**PROMPT:**
Set down the material below in full, matching it exactly.
---
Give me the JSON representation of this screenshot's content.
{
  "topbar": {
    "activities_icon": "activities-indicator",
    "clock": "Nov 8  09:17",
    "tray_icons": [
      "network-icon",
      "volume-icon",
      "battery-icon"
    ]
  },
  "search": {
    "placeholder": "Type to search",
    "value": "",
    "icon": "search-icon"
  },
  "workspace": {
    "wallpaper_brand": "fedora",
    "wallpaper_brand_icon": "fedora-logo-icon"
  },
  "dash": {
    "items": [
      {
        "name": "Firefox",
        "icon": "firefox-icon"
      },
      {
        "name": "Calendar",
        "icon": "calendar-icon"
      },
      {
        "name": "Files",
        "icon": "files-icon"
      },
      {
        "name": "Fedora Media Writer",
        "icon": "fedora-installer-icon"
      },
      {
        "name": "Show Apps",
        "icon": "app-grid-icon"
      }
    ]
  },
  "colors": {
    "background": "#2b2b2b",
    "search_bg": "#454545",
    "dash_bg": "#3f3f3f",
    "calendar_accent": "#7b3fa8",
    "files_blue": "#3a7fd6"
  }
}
---
**EXERCISE ANSWER:**
Give me the JSON representation of this screenshot's content.
{
  "topbar": {
    "activities_icon": "activities-indicator",
    "clock": "Nov 8  09:17",
    "tray_icons": [
      "network-icon",
      "volume-icon",
      "battery-icon"
    ]
  },
  "search": {
    "placeholder": "Type to search",
    "value": "",
    "icon": "search-icon"
  },
  "workspace": {
    "wallpaper_brand": "fedora",
    "wallpaper_brand_icon": "fedora-logo-icon"
  },
  "dash": {
    "items": [
      {
        "name": "Firefox",
        "icon": "firefox-icon"
      },
      {
        "name": "Calendar",
        "icon": "calendar-icon"
      },
      {
        "name": "Files",
        "icon": "files-icon"
      },
      {
        "name": "Fedora Media Writer",
        "icon": "fedora-installer-icon"
      },
      {
        "name": "Show Apps",
        "icon": "app-grid-icon"
      }
    ]
  },
  "colors": {
    "background": "#2b2b2b",
    "search_bg": "#454545",
    "dash_bg": "#3f3f3f",
    "calendar_accent": "#7b3fa8",
    "files_blue": "#3a7fd6"
  }
}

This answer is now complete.